» TEXTO:
'''

Si se toma en cuenta que la exigibilidad de las obligaciones del Estado, se da en casos de omisión o incumplimiento en casos específicos, sino de “incumplimiento de los principios” de la buena administración mediante un procedimiento especial (distinto al juicio de nulidad) ante el Tribunal contencioso administrativo, abre la posibilidad de desvincularlo de la ortodoxia de procedimientos jurisdiccionales basados en el interés individual o jurídico para transitar a escenarios bajo el modelo de la acción colectiva. Esto posibilitaría dar cauce al interés legítimo que lleven a impulsar políticas públicas como formas idóneas de propiciar acciones públicas más adecuadas para enfrentar problemas públicos en condiciones de generalidad. De esta forma, se evitan posibles riesgos de captura o de sesgos de trato asimétrico.

'''

» DATOS APORTADOS:
'''

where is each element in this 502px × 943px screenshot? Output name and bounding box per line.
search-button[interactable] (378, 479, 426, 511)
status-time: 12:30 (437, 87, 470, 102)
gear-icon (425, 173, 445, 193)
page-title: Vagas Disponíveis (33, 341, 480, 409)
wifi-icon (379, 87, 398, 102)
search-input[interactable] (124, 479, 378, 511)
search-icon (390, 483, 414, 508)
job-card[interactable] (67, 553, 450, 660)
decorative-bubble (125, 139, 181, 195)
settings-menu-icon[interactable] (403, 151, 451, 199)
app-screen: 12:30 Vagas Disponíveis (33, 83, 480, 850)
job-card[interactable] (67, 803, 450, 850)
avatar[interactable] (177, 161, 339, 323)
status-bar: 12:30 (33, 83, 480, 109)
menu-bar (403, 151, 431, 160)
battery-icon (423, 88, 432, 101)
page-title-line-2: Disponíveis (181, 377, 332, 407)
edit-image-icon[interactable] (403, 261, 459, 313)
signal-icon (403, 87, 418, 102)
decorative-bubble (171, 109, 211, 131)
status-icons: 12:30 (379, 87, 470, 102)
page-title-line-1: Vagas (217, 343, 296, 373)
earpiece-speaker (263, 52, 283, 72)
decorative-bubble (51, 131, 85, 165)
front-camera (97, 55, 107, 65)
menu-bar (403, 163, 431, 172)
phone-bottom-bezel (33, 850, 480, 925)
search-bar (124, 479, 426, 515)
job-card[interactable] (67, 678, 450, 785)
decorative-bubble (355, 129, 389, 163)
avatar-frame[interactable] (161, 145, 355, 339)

'''

» TAREAS PROPUESTAS:
**A.** ¿Concuerdan con el texto sobre la buena administración las afirmaciones siguientes? Conteste sí o no a cada una y cite entre comillas las palabras del texto que lo deciden.
(i) El procedimiento especial se sigue ante el Tribunal contencioso administrativo.
(ii) El procedimiento especial es el mismo que el juicio de nulidad.
(iii) Por esta vía se evitan posibles riesgos de captura.
**B.** Redacte lo que sigue al texto sobre la buena administración, a partir de su última oración.
Las entradas no guardan relación con el texto sobre la buena administración.

» RESPUESTAS REDACTADAS:
**A.**
(i) Sí: "mediante un procedimiento especial (distinto al juicio de nulidad) ante el Tribunal contencioso administrativo".
(ii) No: "(distinto al juicio de nulidad)".
(iii) Sí: "se evitan posibles riesgos de captura o de sesgos de trato asimétrico".

**B.**
Para identificar con mayor asertividad las características del derecho a la buena administración y sus matices e implicaciones, así como de sus posibles problemas, se requiere examinar con mayor detalle la formulación analítico-normativa del derecho a la buena administración. Lo anterior requiere distinguir si la formulación normativa se realiza mediante reglas o principios o bien se presentan ambas. Por ejemplo, es posible que tratándose de la temporalidad en la respuesta se encuentre en una regla (30 días, 90 días, etc.); en otros casos su formulación normativa se presenta mediante principios, por ejemplo, la honestidad, la eficiencia, la eficacia, la resiliencia. Siendo esto así, tratándose de reglas, el cumplimiento sería valorado en términos de adecuación de la conducta o los hechos a la norma (subsunción), pero, tratándose de principios, su cumplimiento obedecería a un posible mandato de optimización. Dicho en términos llanos, se cumple en la medida de lo posible.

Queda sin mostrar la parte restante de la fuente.